RECORD EXCERPTS:

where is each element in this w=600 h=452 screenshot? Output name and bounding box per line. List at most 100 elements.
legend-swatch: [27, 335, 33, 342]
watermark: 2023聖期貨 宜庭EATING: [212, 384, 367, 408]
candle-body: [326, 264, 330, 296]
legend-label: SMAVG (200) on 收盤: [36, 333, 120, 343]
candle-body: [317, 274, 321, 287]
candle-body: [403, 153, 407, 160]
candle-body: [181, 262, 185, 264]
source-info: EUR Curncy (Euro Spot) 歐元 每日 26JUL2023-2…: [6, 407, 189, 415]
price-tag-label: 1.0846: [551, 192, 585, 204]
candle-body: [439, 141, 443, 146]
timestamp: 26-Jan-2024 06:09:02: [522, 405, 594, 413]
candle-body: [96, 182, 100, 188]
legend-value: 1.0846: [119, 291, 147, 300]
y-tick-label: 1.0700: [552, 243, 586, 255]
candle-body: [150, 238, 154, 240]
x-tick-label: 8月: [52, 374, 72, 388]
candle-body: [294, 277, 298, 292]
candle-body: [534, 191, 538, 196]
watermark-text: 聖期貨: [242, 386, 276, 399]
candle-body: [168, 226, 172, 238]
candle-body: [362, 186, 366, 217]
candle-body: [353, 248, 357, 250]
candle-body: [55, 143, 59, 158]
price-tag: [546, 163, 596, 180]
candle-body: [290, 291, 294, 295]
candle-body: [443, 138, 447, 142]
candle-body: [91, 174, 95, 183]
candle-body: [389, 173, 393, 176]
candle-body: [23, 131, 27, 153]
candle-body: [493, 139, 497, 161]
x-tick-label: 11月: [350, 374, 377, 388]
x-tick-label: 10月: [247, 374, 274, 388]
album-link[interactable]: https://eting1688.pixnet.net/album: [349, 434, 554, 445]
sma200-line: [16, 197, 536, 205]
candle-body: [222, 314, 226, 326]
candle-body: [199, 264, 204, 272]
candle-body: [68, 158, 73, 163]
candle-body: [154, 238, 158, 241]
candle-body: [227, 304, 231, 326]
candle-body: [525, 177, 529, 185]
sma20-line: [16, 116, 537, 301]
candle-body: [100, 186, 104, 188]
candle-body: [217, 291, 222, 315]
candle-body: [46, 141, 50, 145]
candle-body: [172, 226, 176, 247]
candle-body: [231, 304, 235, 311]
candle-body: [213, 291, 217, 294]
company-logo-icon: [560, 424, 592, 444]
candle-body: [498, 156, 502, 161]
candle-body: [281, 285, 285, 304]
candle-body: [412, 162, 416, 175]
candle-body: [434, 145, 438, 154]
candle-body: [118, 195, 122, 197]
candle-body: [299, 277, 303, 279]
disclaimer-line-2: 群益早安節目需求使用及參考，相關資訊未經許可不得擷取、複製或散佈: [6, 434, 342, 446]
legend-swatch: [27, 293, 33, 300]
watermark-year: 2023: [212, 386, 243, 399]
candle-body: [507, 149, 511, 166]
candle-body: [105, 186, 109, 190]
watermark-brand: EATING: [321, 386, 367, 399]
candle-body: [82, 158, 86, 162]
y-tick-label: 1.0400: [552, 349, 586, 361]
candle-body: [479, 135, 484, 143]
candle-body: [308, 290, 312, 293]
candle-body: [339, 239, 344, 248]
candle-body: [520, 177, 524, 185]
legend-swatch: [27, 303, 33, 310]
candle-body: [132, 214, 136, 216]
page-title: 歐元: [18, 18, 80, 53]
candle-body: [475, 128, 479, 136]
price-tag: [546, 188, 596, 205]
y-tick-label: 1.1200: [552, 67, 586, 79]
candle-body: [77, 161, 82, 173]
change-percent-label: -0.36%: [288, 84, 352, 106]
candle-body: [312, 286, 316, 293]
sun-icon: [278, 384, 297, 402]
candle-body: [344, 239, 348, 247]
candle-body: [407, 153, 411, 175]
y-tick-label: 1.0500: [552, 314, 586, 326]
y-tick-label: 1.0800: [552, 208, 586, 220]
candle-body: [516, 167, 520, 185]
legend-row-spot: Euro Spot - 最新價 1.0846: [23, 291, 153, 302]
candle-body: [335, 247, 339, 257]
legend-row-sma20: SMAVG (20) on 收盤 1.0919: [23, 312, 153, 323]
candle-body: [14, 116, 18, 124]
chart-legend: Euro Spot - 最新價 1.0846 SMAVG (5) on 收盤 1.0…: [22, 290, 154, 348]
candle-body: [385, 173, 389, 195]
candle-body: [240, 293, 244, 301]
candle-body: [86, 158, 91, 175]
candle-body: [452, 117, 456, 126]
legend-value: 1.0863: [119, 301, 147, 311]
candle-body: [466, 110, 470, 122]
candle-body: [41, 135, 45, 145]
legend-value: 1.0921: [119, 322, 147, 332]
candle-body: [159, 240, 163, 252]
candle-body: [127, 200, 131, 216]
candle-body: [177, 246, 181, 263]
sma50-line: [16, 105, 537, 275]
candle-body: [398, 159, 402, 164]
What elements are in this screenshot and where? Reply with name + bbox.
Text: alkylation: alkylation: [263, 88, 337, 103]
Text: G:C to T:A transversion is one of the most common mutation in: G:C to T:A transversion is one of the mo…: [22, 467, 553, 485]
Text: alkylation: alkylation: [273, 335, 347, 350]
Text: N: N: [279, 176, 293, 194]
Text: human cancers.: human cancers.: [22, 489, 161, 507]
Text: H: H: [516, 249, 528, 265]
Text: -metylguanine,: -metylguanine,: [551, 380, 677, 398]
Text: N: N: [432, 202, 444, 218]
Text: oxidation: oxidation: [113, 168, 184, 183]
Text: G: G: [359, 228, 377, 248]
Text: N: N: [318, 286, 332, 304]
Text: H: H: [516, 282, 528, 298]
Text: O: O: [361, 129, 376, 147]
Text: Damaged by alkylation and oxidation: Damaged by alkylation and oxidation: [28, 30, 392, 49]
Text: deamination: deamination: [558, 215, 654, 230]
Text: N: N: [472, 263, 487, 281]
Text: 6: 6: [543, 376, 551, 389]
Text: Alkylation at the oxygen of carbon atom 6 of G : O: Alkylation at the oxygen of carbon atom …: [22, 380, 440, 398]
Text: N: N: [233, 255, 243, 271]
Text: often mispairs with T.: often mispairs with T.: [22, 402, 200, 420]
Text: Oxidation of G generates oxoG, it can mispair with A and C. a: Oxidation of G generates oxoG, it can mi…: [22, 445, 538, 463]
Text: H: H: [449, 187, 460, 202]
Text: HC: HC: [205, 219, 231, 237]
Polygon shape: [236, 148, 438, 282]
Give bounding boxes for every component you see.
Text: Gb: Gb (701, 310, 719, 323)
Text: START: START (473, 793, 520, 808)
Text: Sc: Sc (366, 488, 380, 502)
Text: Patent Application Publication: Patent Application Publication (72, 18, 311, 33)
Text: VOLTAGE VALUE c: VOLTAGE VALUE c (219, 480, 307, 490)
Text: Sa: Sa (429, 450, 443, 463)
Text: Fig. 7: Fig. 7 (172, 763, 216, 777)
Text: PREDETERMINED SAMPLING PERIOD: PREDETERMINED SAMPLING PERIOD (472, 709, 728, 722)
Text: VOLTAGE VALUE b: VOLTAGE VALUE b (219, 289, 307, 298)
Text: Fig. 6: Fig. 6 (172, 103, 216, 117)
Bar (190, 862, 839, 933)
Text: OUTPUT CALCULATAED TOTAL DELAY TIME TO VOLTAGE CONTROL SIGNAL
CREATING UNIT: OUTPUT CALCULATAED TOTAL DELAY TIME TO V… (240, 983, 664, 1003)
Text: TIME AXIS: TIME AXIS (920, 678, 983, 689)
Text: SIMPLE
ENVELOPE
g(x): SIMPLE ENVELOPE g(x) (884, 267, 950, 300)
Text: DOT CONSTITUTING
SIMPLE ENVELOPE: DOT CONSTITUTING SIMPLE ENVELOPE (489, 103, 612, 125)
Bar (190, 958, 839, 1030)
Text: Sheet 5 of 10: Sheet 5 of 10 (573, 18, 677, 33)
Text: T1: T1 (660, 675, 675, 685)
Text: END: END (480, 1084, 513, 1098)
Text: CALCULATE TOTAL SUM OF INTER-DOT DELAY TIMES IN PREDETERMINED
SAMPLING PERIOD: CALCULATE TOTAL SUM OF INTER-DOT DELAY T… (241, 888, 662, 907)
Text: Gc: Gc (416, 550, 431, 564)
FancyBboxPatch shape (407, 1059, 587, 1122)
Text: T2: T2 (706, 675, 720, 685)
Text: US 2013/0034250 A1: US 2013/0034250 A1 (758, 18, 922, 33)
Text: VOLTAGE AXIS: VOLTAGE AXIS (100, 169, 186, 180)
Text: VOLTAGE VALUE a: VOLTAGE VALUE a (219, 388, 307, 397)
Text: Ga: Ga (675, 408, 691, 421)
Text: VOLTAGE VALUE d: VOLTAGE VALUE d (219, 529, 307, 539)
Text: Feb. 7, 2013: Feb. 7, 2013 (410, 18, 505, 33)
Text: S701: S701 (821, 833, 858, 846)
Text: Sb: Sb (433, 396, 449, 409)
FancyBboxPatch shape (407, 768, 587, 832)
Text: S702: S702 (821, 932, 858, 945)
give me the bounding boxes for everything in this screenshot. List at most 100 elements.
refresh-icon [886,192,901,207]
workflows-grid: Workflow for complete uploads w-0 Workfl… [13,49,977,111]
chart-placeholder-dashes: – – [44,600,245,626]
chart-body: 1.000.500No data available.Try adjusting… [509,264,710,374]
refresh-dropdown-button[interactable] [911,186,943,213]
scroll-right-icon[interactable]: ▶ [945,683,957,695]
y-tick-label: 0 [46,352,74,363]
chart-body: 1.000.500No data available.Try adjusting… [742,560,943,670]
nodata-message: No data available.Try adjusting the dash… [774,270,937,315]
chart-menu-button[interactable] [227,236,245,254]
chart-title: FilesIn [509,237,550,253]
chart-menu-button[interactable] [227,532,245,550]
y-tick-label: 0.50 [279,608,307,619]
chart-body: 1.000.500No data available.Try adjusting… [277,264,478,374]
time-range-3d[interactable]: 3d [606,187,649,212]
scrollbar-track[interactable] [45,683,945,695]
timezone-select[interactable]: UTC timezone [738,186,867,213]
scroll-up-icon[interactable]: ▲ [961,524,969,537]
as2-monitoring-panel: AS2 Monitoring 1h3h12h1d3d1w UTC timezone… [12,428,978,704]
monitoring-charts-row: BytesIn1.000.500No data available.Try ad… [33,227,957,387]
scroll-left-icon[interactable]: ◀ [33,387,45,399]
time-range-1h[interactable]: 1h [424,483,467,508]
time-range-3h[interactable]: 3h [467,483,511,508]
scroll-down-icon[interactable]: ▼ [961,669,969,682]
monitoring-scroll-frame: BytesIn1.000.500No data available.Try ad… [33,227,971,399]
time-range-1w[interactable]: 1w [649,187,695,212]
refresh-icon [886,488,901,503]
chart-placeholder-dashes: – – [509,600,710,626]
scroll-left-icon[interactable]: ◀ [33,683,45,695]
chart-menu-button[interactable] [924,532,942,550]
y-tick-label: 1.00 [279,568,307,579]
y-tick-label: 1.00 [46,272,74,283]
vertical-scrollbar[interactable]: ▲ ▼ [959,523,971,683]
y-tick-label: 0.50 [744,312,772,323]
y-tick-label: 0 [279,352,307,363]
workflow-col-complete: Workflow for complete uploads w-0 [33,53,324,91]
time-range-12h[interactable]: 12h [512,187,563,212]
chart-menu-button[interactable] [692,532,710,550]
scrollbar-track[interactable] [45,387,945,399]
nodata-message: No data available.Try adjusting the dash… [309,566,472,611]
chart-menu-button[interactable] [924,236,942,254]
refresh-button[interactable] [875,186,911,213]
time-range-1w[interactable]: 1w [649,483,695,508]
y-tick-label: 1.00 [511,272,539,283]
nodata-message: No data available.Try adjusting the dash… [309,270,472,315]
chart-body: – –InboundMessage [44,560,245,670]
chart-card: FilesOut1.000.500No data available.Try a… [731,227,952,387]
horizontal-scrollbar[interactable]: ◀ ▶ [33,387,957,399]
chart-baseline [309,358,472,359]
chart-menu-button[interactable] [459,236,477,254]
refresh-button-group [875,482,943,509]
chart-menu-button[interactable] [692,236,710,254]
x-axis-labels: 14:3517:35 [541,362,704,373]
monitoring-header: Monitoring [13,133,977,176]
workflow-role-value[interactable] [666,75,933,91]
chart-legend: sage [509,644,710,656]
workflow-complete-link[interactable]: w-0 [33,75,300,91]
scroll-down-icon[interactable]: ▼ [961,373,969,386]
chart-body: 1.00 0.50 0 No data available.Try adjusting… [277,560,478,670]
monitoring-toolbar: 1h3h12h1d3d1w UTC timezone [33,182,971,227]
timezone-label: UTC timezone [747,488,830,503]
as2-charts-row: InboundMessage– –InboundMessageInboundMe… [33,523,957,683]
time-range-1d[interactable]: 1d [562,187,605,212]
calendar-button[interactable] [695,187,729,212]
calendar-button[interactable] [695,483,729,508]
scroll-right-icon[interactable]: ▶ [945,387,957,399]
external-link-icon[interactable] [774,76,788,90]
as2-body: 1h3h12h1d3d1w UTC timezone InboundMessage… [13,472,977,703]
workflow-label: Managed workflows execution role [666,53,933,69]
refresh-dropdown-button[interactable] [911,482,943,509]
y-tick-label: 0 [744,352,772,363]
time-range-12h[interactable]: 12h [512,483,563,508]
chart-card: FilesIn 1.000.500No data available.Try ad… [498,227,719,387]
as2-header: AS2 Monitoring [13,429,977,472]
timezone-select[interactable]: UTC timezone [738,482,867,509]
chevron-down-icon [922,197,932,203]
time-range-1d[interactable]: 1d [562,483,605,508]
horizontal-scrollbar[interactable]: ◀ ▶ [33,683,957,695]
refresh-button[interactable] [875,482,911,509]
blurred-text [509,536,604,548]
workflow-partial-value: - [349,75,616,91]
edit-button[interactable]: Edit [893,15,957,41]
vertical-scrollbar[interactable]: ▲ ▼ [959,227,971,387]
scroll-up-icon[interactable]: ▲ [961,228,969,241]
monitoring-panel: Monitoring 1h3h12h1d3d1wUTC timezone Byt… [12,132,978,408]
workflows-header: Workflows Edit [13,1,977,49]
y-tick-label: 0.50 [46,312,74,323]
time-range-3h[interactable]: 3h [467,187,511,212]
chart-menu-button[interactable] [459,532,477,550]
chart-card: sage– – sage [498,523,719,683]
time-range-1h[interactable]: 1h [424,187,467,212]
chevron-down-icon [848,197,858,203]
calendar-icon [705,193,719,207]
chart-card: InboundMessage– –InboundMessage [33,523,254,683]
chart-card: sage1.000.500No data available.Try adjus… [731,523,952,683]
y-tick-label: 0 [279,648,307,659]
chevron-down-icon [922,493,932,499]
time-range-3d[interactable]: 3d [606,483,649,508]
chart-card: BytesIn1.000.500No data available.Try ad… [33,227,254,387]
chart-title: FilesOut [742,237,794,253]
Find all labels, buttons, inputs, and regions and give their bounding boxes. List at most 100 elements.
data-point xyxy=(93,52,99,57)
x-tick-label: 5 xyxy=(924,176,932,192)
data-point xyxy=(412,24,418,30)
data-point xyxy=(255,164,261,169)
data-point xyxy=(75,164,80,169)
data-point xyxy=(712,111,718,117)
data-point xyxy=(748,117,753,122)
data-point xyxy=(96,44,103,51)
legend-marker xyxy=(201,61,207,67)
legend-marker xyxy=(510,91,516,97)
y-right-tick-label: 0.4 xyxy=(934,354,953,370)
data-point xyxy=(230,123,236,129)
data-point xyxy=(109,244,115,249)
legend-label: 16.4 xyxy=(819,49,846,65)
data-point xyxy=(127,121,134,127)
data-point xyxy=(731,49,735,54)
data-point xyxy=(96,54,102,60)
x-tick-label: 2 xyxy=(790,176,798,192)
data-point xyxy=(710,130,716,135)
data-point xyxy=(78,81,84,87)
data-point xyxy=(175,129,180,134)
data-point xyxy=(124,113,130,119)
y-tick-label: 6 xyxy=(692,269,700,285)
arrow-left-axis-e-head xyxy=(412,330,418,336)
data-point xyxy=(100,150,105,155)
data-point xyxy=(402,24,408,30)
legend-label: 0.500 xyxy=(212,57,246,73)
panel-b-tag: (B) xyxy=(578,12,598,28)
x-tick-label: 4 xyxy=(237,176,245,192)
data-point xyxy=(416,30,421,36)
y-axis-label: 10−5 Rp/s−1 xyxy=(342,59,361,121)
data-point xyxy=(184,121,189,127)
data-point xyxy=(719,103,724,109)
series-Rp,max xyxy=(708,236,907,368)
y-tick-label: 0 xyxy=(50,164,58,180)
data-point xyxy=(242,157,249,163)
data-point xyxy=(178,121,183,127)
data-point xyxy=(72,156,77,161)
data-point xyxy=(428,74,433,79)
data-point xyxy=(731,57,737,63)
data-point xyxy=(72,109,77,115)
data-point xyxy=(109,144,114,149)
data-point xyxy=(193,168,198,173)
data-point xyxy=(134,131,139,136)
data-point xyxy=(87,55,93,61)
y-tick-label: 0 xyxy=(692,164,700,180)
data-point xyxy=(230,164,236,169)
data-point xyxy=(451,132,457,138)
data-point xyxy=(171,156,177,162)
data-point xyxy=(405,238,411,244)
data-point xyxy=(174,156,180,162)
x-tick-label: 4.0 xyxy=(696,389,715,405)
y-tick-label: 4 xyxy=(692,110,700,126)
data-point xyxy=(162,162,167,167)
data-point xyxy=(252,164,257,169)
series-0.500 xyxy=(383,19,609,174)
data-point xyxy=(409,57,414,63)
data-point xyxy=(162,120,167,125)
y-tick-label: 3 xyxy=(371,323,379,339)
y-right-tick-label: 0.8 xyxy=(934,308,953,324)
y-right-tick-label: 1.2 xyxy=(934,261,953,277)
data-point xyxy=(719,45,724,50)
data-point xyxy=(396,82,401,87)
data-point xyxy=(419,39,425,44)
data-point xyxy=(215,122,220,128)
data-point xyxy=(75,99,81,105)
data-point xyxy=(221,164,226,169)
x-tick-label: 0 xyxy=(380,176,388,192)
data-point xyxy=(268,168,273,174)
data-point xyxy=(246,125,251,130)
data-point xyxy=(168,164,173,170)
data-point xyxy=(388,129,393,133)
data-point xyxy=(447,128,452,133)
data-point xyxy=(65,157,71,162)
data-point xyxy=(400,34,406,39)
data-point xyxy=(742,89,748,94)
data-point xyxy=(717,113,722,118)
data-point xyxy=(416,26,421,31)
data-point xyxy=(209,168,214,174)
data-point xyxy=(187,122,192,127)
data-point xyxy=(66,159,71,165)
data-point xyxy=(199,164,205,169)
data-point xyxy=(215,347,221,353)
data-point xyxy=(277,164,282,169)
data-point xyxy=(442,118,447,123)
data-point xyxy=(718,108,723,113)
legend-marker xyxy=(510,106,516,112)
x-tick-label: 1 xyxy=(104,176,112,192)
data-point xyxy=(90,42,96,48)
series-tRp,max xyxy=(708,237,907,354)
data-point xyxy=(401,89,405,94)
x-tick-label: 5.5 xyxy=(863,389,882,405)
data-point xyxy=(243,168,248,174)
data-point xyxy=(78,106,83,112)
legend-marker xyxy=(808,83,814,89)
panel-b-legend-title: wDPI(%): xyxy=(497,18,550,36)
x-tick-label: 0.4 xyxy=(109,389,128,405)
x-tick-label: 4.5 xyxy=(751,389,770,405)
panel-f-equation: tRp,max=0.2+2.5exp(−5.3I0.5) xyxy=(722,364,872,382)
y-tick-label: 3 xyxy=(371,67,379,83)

TASK: Reproduce the part of the data that opens at the start and closes with the line containing "candle-body: [91, 174, 95, 183]".

IN RESPONSE:
where is each element in this w=600 h=452 screenshot? Output name and bounding box per line. List at most 100 elements.
legend-swatch: [27, 335, 33, 342]
watermark: 2023聖期貨 宜庭EATING: [212, 384, 367, 408]
candle-body: [326, 264, 330, 296]
legend-label: SMAVG (200) on 收盤: [36, 333, 120, 343]
candle-body: [317, 274, 321, 287]
candle-body: [403, 153, 407, 160]
candle-body: [181, 262, 185, 264]
source-info: EUR Curncy (Euro Spot) 歐元 每日 26JUL2023-2…: [6, 407, 189, 415]
price-tag-label: 1.0846: [551, 192, 585, 204]
candle-body: [439, 141, 443, 146]
timestamp: 26-Jan-2024 06:09:02: [522, 405, 594, 413]
candle-body: [96, 182, 100, 188]
legend-value: 1.0846: [119, 291, 147, 300]
y-tick-label: 1.0700: [552, 243, 586, 255]
candle-body: [150, 238, 154, 240]
x-tick-label: 8月: [52, 374, 72, 388]
candle-body: [294, 277, 298, 292]
candle-body: [534, 191, 538, 196]
watermark-text: 聖期貨: [242, 386, 276, 399]
candle-body: [168, 226, 172, 238]
candle-body: [362, 186, 366, 217]
candle-body: [353, 248, 357, 250]
candle-body: [55, 143, 59, 158]
price-tag: [546, 163, 596, 180]
candle-body: [290, 291, 294, 295]
candle-body: [443, 138, 447, 142]
candle-body: [91, 174, 95, 183]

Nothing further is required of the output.